[Begin Records for the task]

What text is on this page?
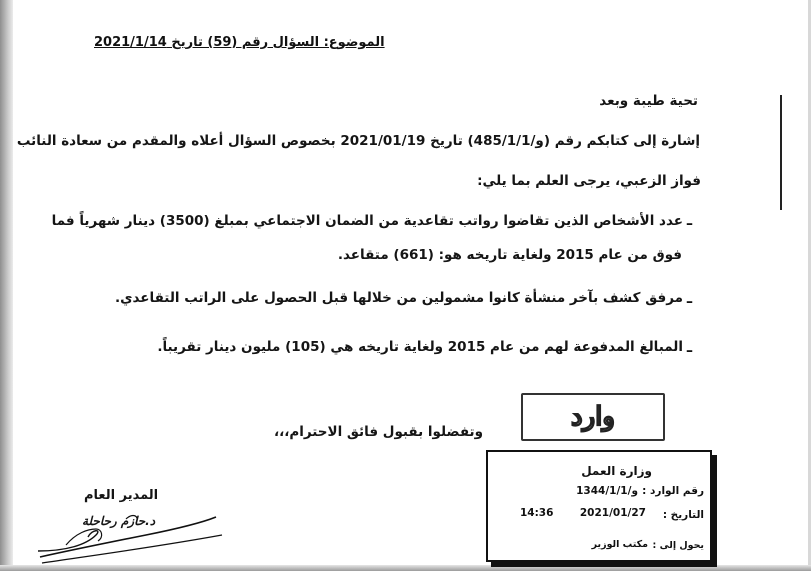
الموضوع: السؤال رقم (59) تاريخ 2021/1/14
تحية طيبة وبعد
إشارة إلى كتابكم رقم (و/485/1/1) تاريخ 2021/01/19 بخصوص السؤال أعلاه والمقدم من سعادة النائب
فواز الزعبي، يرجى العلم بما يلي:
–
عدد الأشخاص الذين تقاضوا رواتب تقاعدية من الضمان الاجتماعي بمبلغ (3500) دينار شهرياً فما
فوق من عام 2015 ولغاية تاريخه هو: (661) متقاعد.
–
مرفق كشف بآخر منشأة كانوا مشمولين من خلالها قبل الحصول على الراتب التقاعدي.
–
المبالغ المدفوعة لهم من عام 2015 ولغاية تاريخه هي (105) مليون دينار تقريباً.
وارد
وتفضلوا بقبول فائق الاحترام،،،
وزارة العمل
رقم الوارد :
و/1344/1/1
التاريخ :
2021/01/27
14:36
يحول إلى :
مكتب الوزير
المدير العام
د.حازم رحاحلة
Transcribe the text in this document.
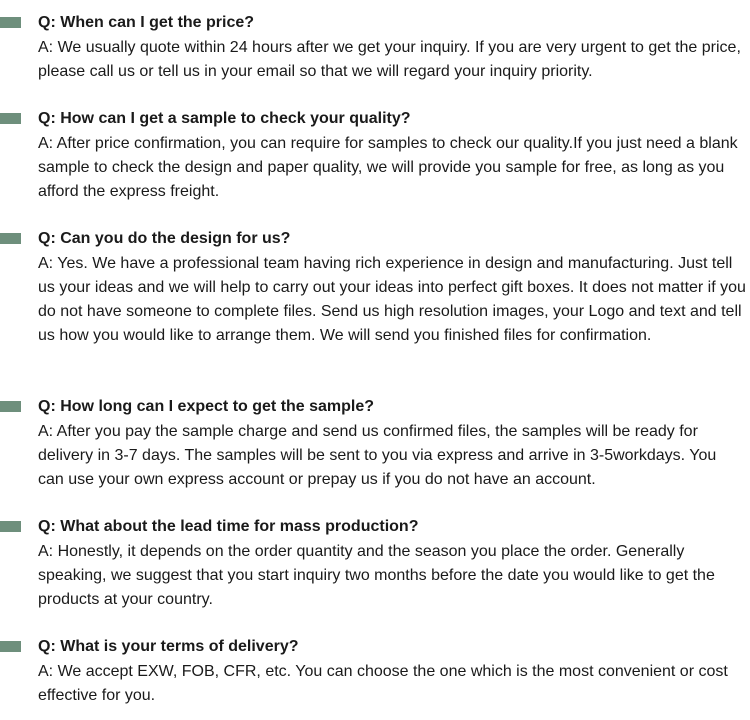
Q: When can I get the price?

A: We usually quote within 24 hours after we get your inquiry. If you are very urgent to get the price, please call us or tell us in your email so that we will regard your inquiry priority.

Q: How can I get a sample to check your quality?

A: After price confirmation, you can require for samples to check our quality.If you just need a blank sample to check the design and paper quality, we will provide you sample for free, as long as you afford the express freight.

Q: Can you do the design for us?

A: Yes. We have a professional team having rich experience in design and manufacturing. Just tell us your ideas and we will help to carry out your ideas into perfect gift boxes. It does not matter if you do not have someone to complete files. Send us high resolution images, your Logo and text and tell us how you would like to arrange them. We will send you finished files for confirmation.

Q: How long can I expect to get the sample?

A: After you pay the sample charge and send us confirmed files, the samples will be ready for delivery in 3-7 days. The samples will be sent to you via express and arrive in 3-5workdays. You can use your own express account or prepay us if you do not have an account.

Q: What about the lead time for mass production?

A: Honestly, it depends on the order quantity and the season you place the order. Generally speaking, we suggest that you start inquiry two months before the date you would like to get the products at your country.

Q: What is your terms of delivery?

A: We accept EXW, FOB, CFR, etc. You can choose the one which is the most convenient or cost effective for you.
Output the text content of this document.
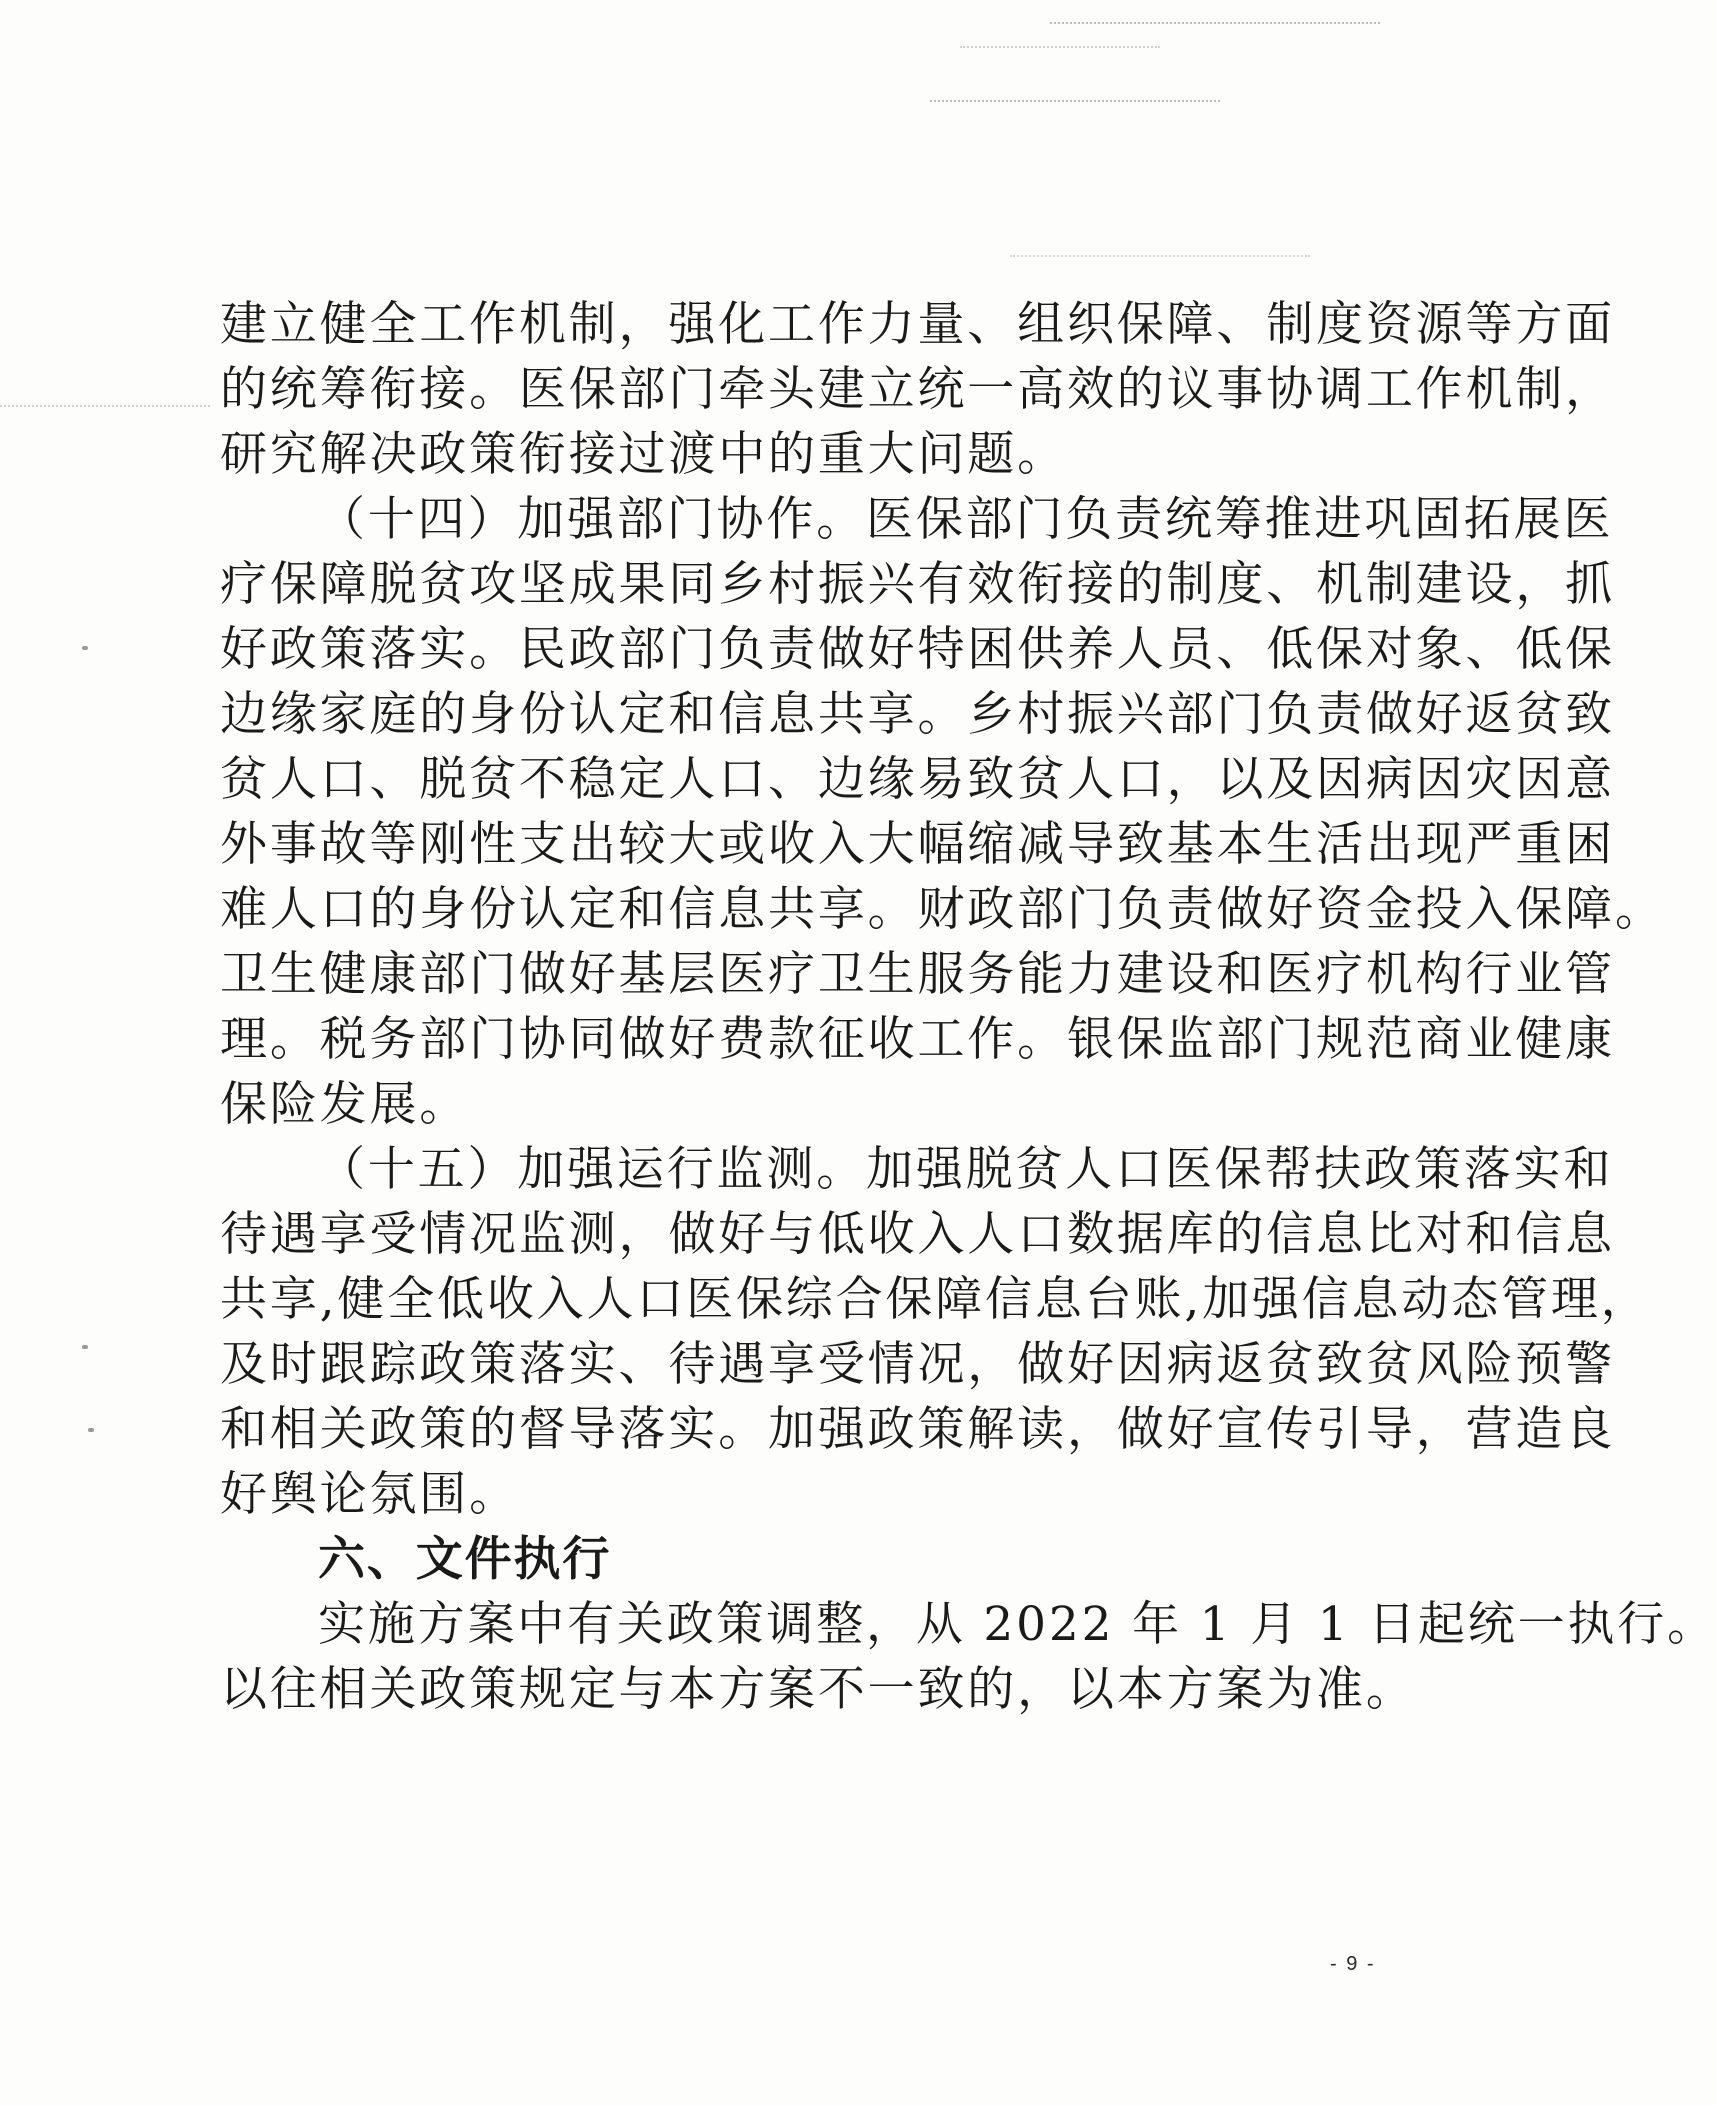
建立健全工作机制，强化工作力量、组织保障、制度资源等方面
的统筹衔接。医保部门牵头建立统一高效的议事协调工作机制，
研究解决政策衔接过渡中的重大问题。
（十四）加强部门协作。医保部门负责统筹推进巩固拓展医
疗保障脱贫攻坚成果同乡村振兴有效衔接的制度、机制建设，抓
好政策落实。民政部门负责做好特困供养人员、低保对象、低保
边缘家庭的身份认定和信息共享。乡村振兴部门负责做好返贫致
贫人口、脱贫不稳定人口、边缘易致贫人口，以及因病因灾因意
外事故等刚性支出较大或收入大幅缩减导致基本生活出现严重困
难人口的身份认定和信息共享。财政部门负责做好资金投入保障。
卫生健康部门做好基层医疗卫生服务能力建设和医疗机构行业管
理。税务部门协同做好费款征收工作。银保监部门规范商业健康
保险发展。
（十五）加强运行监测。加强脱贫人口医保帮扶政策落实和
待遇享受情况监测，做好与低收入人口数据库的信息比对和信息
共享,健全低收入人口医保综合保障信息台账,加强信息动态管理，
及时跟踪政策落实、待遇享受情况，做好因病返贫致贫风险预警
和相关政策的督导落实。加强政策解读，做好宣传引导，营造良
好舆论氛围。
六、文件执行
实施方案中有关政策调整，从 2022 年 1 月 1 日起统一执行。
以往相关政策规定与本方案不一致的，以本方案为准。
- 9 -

[End Records for the task]

Check each line above for the word "sample" and copy the ones that have it.

Q: How can I get a sample to check your quality?
A: After price confirmation, you can require for samples to check our quality.If you just need a blank sample to check the design and paper quality, we will provide you sample for free, as long as you afford the express freight.
Q: How long can I expect to get the sample?
A: After you pay the sample charge and send us confirmed files, the samples will be ready for delivery in 3-7 days. The samples will be sent to you via express and arrive in 3-5workdays. You can use your own express account or prepay us if you do not have an account.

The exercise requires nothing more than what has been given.